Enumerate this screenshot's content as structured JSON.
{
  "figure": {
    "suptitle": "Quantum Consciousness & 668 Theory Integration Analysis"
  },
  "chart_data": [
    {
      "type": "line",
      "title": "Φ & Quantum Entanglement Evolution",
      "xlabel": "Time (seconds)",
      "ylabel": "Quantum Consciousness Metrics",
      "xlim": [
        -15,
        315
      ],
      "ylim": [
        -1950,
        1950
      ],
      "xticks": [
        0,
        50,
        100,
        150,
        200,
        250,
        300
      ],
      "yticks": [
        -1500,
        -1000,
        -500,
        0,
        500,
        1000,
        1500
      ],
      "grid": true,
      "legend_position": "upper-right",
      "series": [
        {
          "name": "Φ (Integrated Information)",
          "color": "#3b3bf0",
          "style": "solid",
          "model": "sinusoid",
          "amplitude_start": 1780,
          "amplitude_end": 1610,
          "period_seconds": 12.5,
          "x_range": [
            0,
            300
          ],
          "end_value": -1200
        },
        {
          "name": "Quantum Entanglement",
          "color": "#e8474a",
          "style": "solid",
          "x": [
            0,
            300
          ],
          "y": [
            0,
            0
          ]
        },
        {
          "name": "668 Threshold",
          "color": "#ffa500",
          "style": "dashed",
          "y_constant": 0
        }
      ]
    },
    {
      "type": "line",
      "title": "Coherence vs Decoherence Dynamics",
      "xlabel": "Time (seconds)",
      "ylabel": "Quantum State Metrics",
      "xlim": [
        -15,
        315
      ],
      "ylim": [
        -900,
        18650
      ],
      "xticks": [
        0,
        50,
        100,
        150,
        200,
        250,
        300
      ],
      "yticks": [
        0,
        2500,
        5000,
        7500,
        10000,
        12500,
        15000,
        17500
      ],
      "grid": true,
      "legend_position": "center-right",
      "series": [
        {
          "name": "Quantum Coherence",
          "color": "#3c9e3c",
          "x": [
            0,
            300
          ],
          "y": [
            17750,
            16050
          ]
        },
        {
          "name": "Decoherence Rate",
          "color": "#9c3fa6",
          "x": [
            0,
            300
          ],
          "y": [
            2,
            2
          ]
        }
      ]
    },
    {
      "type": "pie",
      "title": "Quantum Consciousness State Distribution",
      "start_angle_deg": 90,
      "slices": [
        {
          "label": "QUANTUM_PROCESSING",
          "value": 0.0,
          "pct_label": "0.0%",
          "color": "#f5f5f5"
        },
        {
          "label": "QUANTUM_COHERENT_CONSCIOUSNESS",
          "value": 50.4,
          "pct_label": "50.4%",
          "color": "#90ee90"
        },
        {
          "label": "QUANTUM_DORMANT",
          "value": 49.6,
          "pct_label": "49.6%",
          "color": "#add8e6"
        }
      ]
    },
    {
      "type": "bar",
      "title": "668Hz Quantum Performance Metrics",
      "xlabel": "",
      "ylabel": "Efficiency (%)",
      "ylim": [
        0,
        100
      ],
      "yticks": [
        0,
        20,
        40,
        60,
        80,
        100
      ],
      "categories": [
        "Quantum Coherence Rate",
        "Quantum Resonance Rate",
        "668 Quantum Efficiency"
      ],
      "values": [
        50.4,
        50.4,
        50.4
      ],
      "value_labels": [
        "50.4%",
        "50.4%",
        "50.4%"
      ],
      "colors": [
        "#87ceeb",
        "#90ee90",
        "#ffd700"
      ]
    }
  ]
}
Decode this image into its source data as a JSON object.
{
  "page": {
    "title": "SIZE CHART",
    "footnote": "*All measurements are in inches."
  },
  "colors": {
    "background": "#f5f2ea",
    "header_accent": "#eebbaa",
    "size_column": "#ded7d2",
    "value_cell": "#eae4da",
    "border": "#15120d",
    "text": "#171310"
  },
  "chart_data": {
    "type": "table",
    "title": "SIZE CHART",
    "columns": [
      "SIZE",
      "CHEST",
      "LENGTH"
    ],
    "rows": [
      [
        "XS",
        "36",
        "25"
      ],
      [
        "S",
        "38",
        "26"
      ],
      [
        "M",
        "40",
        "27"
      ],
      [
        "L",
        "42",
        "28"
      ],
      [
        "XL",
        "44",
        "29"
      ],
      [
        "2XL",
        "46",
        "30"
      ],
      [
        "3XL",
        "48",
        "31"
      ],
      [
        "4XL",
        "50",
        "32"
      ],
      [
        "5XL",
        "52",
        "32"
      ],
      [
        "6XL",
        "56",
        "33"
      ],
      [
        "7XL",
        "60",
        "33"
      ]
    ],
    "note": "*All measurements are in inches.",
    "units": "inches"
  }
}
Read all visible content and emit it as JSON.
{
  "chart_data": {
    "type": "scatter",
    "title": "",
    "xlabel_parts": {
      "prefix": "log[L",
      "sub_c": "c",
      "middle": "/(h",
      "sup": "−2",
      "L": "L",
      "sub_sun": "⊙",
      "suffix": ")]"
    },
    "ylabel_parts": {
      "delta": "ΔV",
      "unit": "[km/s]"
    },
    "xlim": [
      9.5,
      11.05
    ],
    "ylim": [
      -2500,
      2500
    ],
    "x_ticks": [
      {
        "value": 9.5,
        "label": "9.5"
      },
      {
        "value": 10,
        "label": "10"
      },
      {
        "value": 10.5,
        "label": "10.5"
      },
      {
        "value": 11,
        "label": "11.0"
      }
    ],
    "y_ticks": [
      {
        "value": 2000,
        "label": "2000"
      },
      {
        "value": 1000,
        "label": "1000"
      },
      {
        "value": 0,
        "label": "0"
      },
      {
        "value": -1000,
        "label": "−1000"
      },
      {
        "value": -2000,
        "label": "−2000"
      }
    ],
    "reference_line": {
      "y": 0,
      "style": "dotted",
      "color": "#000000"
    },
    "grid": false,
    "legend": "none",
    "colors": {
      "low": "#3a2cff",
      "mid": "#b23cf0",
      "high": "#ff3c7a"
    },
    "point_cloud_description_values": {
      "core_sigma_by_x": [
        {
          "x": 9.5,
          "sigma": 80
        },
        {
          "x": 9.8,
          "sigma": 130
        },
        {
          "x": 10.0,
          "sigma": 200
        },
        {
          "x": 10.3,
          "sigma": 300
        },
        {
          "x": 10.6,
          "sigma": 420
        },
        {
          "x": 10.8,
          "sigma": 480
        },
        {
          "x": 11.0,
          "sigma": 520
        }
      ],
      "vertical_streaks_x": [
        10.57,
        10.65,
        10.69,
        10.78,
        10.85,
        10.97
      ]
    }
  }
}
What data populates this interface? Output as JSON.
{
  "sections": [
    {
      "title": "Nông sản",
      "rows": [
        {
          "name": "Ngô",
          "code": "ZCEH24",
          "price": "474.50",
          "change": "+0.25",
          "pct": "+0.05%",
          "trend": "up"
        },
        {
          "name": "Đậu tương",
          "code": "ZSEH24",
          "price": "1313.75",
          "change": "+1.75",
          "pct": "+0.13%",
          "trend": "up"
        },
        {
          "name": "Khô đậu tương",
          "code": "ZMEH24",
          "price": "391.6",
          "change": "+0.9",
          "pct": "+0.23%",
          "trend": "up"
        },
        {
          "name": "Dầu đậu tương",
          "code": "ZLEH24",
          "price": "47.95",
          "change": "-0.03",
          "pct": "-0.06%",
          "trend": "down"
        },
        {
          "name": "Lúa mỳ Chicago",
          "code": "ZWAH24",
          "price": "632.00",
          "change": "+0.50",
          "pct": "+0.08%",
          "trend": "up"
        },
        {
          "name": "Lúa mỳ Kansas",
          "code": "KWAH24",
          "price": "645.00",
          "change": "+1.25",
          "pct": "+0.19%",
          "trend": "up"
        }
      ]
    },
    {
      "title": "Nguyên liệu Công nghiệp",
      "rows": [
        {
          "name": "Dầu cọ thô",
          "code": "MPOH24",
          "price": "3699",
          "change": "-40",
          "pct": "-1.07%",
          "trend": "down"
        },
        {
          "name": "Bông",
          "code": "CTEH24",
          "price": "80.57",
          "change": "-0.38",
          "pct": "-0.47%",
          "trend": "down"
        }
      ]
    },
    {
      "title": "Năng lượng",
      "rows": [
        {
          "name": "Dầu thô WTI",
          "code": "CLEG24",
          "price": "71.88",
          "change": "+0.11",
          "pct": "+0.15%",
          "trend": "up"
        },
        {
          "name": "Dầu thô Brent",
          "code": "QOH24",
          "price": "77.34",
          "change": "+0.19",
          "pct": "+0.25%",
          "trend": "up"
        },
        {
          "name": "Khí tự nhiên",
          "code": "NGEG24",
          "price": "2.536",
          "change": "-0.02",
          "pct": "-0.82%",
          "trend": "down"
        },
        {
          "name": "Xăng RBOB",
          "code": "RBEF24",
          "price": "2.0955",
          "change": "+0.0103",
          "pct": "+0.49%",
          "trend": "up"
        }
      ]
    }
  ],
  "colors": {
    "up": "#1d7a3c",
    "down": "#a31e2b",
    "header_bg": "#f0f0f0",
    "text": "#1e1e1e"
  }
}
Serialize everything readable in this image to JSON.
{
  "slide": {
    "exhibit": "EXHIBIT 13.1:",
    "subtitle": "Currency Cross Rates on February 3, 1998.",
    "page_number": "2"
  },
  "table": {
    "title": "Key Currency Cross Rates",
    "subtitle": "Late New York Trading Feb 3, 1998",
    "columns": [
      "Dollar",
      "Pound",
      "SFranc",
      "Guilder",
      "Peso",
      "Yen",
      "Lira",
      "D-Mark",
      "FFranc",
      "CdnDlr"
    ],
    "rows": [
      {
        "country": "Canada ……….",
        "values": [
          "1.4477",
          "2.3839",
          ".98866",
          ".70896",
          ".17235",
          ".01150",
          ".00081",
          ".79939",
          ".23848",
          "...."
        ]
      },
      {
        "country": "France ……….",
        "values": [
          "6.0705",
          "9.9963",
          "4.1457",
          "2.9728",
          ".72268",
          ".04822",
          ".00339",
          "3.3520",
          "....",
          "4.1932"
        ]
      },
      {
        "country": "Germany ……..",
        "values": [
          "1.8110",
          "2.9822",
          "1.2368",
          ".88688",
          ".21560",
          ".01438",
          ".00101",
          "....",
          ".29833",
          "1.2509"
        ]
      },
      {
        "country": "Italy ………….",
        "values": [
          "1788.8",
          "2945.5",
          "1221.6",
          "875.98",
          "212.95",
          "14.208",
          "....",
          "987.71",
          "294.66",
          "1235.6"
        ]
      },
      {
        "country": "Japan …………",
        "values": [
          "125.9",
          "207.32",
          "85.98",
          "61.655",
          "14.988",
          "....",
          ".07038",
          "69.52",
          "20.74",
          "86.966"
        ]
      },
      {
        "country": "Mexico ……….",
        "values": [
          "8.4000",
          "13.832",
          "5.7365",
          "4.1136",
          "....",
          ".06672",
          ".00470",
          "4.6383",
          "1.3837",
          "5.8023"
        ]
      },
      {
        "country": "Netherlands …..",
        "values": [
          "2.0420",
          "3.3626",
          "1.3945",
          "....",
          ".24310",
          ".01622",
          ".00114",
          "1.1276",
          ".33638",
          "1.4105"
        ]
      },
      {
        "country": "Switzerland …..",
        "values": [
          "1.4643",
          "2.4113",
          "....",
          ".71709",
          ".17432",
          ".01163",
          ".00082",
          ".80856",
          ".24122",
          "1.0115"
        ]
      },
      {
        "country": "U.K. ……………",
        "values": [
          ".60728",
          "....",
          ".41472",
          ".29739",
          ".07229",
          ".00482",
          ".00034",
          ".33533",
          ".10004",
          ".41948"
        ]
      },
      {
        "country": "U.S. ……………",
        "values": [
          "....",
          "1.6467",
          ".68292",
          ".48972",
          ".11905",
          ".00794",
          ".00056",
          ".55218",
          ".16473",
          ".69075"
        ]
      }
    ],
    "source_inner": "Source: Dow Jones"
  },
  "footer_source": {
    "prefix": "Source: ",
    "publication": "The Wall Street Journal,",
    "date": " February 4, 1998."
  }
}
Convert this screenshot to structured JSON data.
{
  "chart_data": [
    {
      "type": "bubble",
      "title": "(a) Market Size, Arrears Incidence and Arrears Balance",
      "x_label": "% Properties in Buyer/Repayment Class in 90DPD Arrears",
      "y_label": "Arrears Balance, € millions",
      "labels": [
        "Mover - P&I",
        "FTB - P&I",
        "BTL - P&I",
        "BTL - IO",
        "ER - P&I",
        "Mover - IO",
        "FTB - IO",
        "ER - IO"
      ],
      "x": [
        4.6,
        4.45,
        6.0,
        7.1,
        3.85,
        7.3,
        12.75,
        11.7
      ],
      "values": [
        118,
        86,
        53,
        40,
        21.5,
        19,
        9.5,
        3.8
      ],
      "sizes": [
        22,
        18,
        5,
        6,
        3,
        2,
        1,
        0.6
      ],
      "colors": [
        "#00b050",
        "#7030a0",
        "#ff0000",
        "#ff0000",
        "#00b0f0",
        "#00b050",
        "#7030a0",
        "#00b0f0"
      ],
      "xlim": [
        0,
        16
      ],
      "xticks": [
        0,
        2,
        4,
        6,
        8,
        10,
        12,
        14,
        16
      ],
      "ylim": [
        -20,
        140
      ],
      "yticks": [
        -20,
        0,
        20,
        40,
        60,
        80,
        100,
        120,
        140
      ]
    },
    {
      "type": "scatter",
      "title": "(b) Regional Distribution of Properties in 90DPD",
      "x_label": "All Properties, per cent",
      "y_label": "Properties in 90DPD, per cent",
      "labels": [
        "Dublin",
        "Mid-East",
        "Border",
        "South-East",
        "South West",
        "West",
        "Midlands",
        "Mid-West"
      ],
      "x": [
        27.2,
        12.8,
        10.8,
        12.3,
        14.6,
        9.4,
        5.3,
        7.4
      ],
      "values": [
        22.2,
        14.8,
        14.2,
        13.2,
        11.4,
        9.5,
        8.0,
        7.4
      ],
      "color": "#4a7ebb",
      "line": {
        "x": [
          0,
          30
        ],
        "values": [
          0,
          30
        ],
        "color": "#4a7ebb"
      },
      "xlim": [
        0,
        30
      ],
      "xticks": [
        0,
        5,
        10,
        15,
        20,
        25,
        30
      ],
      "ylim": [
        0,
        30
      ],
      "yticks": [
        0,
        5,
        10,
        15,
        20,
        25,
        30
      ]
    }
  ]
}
____________________
__Stated task__. Report how many lines in the records hold the word "measurements", giving the number and nothing else.

__Response__. 2